(Data excerpts)
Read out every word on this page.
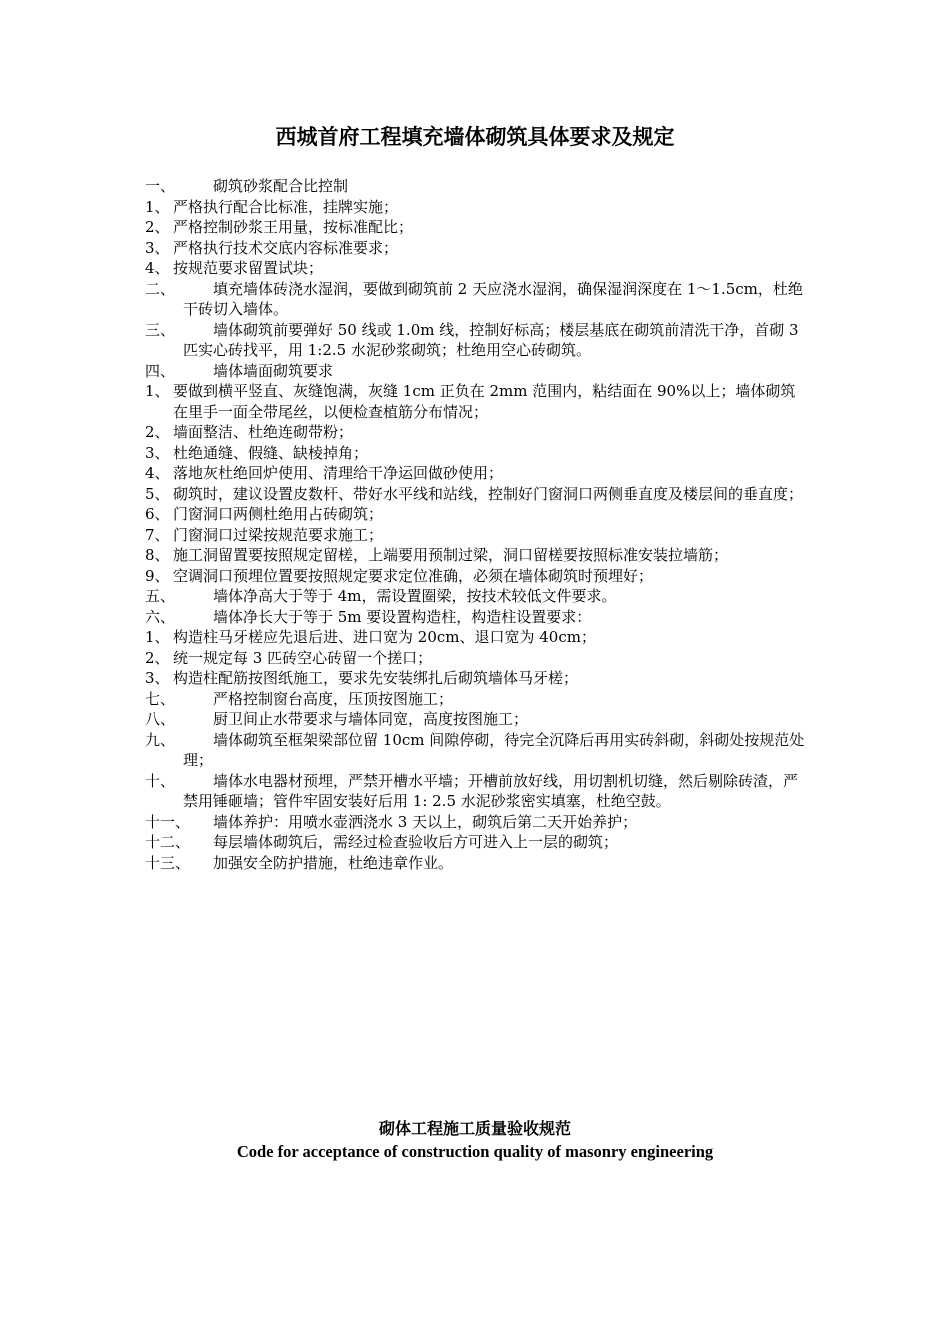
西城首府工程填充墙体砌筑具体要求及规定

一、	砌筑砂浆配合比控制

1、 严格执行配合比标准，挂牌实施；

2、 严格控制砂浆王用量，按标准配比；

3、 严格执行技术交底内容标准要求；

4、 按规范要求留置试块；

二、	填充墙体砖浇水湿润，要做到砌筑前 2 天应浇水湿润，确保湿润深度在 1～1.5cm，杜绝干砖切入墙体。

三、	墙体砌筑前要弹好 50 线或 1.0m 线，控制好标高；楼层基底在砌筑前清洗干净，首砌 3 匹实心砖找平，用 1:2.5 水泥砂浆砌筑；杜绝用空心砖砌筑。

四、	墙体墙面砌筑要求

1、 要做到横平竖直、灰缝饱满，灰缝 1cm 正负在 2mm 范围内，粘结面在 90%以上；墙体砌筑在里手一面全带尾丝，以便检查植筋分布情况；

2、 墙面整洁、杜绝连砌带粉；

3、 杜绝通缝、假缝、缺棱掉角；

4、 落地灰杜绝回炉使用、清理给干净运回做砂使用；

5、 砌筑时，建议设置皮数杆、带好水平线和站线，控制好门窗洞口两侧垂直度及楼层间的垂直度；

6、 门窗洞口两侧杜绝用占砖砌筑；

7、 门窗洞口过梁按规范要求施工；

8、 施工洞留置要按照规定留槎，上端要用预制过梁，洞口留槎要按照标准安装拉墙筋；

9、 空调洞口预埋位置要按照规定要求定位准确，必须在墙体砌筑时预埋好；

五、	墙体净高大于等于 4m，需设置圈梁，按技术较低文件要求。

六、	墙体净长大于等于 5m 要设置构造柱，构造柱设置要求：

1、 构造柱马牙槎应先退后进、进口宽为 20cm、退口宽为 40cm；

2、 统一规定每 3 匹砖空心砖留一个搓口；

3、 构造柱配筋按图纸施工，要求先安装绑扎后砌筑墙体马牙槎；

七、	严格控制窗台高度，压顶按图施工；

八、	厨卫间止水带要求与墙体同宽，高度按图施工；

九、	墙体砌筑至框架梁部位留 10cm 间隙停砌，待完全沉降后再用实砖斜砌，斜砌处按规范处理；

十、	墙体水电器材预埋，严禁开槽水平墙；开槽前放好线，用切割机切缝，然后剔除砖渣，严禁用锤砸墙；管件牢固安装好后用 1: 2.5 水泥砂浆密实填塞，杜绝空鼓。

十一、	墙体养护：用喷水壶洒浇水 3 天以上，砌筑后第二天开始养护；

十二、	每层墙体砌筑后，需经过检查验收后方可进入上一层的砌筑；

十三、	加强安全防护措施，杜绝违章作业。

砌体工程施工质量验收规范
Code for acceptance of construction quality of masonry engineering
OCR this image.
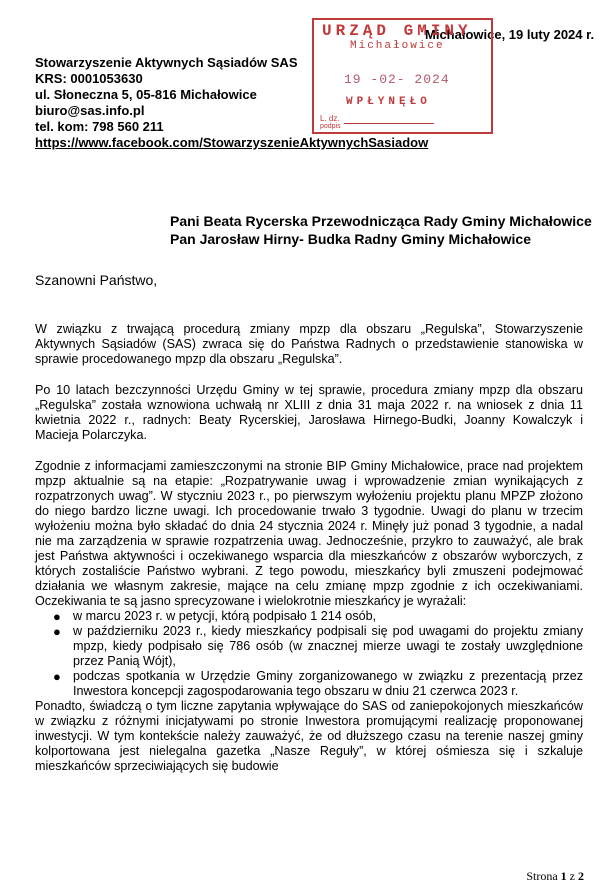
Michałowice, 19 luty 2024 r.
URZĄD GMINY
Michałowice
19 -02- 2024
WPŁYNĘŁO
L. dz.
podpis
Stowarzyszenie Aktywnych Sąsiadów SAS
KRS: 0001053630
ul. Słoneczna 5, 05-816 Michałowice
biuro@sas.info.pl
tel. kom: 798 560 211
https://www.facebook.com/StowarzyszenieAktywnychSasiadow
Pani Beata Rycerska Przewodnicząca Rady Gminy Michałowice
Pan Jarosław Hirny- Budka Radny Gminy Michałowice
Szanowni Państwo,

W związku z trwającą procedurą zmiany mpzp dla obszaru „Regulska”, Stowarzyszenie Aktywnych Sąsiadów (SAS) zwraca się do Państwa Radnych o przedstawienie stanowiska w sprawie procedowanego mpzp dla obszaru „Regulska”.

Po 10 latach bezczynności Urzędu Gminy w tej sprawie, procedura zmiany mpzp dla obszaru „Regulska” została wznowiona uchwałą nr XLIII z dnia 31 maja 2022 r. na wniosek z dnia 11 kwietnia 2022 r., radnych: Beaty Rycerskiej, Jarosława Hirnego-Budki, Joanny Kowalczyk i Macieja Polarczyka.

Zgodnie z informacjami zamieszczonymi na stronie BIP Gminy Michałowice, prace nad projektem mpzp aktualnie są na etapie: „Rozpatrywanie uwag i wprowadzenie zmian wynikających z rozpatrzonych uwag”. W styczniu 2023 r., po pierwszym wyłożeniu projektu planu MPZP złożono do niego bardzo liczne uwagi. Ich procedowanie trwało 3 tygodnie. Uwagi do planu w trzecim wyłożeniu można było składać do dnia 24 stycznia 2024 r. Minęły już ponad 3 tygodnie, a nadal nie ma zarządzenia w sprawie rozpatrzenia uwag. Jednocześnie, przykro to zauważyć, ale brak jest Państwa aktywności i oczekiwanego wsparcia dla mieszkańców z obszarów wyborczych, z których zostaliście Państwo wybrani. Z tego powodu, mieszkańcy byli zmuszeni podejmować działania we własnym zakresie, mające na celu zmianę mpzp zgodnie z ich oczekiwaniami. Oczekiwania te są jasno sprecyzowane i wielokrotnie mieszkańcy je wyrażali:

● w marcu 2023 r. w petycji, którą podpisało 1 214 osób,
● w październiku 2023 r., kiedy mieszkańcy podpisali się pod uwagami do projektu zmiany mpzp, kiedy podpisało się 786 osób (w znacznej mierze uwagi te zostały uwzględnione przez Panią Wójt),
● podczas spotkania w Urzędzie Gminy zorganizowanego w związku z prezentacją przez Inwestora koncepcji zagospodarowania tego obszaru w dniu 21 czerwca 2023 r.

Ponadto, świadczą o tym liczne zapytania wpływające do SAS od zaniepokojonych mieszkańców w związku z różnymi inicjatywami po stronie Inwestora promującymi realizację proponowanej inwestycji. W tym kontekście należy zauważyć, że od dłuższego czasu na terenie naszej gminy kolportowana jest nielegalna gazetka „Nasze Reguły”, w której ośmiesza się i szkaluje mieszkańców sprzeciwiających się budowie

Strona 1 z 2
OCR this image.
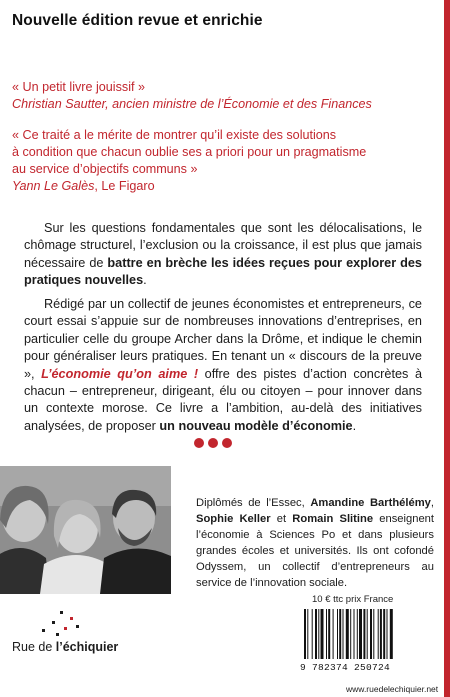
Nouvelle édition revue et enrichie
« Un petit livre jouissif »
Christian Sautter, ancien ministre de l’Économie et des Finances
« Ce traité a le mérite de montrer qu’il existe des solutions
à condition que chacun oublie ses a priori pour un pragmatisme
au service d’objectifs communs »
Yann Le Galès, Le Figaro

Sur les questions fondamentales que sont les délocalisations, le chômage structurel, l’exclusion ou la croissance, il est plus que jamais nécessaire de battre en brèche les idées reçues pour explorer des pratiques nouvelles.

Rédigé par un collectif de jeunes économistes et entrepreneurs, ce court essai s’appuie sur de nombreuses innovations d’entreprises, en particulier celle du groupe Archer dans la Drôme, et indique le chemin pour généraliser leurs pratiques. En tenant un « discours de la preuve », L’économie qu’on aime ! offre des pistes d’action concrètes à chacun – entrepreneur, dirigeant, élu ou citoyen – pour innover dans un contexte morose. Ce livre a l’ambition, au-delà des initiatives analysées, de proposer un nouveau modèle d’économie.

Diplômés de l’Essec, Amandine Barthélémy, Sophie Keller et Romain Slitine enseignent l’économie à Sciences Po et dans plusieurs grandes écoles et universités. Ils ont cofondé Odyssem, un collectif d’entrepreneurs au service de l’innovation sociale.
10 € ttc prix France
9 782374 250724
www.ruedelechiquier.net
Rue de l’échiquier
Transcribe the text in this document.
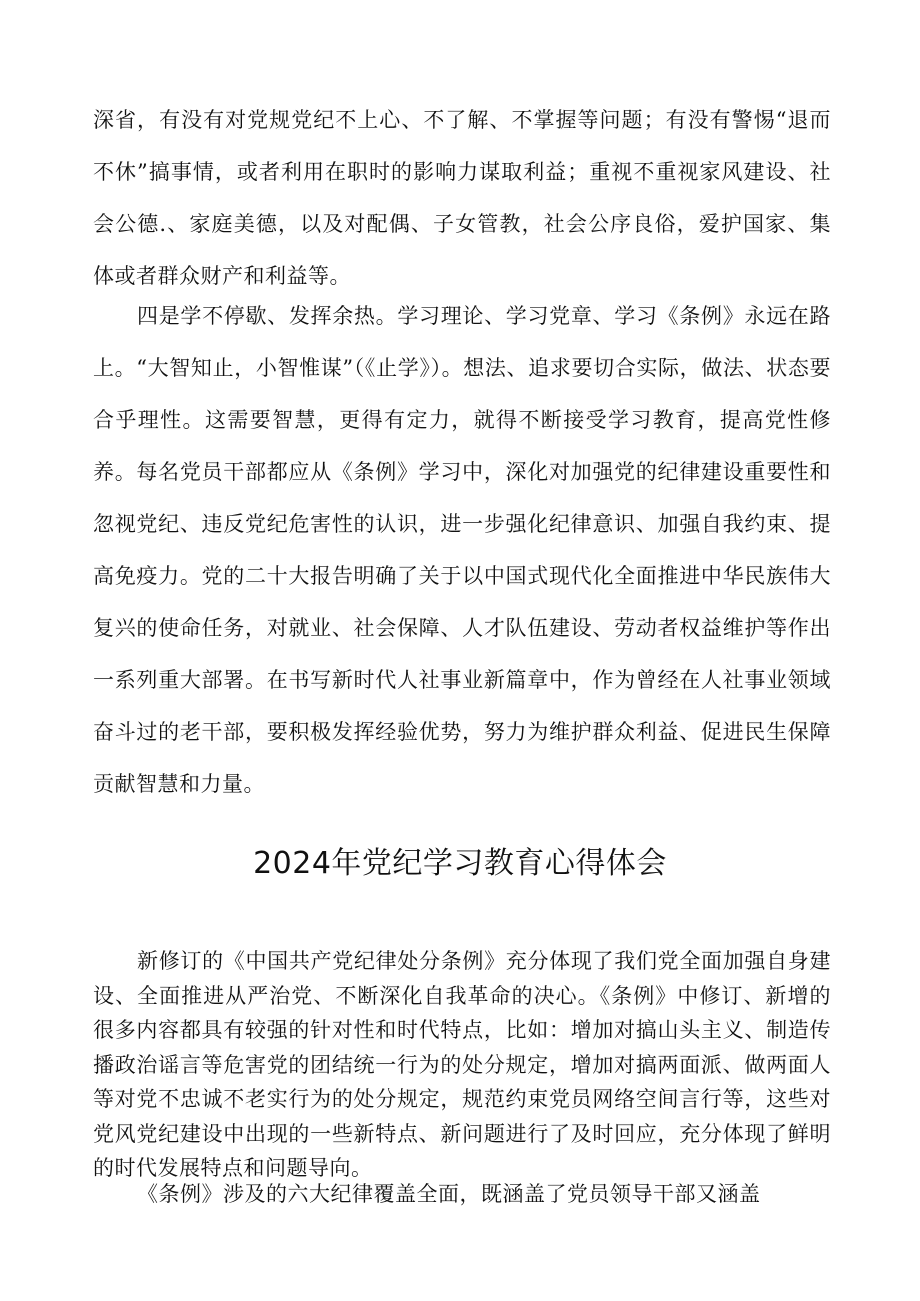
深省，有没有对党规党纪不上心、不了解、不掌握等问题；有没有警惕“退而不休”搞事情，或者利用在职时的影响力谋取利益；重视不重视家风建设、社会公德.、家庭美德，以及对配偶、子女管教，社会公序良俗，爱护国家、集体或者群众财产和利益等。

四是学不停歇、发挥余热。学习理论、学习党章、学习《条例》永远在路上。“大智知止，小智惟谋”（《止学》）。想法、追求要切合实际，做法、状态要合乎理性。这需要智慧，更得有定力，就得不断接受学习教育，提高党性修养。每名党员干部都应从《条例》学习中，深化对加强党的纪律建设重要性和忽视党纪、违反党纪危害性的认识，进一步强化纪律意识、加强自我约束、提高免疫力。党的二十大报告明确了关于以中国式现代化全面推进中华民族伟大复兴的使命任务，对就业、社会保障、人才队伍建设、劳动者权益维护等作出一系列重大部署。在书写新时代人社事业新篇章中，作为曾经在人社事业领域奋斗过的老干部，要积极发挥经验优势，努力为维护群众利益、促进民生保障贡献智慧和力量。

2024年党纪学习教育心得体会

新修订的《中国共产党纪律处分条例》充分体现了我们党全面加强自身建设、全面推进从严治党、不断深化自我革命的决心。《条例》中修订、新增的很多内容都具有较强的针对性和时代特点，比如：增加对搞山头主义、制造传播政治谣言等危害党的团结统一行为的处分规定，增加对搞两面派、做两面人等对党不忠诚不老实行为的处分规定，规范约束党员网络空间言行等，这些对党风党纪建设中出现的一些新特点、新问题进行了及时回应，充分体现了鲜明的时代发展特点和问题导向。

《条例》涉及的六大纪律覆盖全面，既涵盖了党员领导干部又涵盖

**WHAT YOU ARE ASKED TO DO:**
Count how many lines above include the word "pratiques" and answer with that figure only.

**WRITTEN RESPONSE:**
2